RECORDS FOR THIS EXERCISE:
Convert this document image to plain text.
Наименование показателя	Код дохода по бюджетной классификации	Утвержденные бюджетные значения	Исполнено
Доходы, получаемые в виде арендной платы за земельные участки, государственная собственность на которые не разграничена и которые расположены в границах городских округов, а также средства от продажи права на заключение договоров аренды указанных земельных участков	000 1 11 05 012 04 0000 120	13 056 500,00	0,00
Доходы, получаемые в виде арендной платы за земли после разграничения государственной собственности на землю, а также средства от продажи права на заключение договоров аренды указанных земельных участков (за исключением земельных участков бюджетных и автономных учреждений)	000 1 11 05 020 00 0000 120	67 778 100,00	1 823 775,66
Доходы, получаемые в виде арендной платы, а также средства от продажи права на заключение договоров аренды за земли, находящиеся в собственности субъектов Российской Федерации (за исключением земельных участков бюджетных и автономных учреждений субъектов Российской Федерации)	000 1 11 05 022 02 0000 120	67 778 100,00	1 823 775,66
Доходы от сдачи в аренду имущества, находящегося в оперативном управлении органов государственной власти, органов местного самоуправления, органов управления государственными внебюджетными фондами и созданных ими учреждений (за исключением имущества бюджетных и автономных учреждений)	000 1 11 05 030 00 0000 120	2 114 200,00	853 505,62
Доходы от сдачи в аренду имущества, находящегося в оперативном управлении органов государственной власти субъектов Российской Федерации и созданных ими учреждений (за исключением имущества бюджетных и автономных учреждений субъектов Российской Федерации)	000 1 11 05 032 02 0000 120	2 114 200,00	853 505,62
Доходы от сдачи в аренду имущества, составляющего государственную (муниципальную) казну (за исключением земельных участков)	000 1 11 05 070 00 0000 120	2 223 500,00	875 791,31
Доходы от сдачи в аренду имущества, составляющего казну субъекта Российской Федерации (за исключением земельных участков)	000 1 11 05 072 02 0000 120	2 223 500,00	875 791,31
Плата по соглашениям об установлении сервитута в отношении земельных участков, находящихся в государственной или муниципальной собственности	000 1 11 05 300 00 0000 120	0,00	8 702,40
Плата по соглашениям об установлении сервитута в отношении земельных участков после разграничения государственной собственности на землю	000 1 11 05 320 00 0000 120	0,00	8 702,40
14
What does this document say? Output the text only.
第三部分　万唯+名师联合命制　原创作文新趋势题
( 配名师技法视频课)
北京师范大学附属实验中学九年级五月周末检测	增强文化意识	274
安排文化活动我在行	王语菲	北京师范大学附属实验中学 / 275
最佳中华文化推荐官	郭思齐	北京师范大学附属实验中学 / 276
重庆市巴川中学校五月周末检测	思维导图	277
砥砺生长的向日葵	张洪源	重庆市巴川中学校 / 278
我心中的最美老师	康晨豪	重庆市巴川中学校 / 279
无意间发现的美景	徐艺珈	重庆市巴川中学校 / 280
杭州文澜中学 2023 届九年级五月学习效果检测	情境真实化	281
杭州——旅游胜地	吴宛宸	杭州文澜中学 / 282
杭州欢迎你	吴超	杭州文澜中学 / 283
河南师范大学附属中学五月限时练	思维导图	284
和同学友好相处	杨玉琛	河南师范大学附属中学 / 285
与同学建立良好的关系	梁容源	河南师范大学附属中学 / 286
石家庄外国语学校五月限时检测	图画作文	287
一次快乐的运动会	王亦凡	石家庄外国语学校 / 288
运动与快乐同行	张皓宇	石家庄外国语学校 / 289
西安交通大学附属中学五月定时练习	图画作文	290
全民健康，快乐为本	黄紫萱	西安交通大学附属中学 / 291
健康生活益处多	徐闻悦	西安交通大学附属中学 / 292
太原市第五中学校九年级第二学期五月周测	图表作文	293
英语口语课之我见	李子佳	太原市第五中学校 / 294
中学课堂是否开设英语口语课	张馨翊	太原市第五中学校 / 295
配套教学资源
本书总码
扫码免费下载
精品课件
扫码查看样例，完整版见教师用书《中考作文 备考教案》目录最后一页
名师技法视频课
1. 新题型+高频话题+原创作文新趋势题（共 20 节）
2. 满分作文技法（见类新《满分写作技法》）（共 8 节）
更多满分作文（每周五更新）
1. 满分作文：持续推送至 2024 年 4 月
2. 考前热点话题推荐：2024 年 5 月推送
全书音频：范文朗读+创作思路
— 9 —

WORK INSTRUCTIONS:
Extract each line holding the string "text".

RESPONSE:
Convert this document image to plain text.
What does this document say? Output the text only.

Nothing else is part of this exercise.